SUPPLIED DATA:
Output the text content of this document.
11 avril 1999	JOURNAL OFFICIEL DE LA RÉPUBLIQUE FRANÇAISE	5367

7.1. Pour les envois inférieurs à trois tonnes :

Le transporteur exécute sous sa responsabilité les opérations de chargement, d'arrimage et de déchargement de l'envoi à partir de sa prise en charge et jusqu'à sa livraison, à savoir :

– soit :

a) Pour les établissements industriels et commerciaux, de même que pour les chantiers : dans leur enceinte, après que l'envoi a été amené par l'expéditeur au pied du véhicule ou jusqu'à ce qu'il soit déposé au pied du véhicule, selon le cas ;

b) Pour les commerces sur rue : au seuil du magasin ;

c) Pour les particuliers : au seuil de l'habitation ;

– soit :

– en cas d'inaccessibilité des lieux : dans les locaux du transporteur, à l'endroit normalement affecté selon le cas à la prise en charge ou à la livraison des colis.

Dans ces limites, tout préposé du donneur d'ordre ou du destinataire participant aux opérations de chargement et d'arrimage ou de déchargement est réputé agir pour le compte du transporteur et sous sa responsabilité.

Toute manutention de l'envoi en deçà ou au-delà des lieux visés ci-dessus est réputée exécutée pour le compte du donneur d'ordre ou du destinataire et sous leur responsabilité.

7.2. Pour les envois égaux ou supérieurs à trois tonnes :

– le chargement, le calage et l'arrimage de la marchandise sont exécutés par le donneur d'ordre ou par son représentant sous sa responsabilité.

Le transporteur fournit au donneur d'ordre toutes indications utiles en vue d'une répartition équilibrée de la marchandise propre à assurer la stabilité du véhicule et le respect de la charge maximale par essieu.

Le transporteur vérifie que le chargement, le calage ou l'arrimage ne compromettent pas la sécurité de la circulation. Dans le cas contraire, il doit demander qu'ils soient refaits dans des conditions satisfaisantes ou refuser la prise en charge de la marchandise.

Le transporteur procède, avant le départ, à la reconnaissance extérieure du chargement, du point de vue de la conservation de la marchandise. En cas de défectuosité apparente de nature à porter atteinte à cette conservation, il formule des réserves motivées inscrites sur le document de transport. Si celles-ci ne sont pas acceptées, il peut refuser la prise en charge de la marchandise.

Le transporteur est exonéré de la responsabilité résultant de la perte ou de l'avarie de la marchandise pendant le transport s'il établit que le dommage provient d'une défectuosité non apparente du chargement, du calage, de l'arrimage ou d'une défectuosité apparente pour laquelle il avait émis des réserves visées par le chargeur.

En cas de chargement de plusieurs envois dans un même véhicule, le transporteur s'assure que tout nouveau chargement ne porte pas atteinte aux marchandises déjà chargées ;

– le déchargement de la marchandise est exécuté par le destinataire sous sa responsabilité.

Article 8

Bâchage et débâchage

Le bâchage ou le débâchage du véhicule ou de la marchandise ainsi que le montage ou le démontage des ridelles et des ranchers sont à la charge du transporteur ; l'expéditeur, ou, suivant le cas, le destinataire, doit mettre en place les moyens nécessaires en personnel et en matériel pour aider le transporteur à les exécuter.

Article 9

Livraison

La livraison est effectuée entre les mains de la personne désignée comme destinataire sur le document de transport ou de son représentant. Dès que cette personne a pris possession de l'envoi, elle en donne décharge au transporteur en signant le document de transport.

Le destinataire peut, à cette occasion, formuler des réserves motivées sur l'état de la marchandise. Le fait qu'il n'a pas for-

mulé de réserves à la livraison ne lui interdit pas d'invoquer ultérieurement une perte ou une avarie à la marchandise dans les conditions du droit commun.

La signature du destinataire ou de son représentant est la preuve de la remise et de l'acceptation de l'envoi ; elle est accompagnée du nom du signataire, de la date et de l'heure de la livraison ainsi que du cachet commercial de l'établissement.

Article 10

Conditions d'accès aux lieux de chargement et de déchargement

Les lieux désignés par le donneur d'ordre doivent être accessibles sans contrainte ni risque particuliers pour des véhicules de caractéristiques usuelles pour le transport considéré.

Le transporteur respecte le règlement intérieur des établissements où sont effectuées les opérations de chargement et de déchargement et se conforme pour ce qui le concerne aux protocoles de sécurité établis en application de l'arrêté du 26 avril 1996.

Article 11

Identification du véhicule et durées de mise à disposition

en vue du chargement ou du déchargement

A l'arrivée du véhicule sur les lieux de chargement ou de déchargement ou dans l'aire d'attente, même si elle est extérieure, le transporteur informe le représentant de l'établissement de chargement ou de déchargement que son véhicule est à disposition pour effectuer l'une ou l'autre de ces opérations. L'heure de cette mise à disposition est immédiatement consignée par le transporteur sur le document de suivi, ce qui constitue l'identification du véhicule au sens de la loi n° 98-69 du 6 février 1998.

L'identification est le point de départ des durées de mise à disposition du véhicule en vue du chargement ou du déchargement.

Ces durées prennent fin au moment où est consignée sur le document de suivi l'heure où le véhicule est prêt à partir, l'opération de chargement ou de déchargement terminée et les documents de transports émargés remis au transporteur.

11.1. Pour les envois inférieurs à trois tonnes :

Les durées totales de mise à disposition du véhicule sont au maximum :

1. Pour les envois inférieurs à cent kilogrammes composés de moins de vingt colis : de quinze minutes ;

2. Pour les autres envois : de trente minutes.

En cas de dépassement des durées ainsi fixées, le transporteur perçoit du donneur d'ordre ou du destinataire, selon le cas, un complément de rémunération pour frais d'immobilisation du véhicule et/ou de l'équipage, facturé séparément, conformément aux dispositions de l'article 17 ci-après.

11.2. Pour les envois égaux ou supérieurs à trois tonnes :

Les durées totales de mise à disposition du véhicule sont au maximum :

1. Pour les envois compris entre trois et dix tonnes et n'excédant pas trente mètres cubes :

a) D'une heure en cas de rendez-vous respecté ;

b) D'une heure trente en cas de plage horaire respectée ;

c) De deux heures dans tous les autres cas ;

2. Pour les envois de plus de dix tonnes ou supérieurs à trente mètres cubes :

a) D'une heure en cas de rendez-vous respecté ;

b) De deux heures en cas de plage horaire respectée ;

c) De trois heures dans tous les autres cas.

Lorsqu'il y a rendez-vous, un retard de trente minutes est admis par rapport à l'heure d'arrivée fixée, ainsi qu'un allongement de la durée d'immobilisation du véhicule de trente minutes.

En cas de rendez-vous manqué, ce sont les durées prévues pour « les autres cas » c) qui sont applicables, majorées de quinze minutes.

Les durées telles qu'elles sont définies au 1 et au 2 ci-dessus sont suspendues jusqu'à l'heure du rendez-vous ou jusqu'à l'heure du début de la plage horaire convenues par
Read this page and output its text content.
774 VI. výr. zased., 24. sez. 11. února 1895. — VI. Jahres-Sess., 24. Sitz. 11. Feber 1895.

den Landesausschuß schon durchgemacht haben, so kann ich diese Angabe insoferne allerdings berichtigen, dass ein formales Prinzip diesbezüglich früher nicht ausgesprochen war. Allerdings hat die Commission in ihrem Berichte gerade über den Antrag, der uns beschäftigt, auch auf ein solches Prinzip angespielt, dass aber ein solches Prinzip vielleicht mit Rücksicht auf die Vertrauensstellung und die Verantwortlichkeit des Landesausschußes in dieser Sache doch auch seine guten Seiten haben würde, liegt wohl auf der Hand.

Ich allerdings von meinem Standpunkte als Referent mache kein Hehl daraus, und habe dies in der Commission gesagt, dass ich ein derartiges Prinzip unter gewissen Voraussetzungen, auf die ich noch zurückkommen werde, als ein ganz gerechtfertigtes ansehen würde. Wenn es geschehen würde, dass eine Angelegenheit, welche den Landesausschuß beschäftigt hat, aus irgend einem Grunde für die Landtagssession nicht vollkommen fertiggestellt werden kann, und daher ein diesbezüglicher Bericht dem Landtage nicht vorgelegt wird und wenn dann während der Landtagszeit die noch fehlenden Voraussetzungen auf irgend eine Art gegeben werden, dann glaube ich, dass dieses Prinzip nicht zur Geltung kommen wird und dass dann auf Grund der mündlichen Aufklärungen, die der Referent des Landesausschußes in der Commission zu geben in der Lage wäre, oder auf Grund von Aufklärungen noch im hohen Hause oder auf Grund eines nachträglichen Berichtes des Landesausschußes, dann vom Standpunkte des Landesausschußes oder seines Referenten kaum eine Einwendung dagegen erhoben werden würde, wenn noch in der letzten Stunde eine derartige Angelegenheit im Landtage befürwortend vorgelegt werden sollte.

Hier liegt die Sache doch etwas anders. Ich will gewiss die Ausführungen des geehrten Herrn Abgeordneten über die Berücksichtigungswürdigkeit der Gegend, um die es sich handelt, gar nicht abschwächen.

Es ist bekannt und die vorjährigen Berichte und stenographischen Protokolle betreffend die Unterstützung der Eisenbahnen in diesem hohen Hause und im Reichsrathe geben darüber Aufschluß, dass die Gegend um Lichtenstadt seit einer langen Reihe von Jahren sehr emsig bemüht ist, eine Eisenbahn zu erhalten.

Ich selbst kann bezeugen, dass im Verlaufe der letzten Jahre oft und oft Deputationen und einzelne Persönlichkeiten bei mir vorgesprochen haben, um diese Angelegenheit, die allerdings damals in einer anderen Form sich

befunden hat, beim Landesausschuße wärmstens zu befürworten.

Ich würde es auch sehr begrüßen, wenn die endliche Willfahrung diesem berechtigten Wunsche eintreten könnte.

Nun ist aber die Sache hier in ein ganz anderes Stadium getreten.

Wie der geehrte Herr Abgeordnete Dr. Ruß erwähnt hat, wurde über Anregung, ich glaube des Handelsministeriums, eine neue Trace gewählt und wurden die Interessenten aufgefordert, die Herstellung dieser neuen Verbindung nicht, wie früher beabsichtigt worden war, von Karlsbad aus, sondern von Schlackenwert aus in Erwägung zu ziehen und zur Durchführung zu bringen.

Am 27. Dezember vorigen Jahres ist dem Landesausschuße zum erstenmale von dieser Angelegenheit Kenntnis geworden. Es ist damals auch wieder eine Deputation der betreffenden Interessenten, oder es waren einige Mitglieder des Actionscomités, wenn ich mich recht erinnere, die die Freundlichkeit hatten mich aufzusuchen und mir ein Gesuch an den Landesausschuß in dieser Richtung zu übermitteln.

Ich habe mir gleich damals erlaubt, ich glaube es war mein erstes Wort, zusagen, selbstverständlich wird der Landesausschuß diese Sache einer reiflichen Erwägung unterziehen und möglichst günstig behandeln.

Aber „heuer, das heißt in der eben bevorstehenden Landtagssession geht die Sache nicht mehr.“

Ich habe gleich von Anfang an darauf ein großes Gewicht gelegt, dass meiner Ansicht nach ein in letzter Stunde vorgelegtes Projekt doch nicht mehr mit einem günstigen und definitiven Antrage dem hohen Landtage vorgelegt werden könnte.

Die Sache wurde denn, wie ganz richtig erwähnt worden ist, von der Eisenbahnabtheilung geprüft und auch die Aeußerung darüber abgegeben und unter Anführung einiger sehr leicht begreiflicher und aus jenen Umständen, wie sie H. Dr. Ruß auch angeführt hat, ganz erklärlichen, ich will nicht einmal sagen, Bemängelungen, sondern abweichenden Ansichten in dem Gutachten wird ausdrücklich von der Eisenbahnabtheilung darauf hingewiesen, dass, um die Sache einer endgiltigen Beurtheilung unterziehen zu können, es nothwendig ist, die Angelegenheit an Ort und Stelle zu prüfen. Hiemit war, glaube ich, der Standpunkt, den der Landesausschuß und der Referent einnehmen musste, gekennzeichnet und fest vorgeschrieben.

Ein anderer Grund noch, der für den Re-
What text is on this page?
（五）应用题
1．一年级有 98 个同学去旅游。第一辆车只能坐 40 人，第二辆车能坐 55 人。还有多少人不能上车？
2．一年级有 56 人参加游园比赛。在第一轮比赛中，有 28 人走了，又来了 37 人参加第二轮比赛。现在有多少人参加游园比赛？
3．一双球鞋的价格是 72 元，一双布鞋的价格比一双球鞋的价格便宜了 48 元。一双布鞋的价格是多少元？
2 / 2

REQUEST:
Examine the records and pull out every line where the string "débâchage" occurs.

TASK SOLUTION:
Bâchage et débâchage
Le bâchage ou le débâchage du véhicule ou de la marchandise ainsi que le montage ou le démontage des ridelles et des ranchers sont à la charge du transporteur ; l'expéditeur, ou, suivant le cas, le destinataire, doit mettre en place les moyens nécessaires en personnel et en matériel pour aider le transporteur à les exécuter.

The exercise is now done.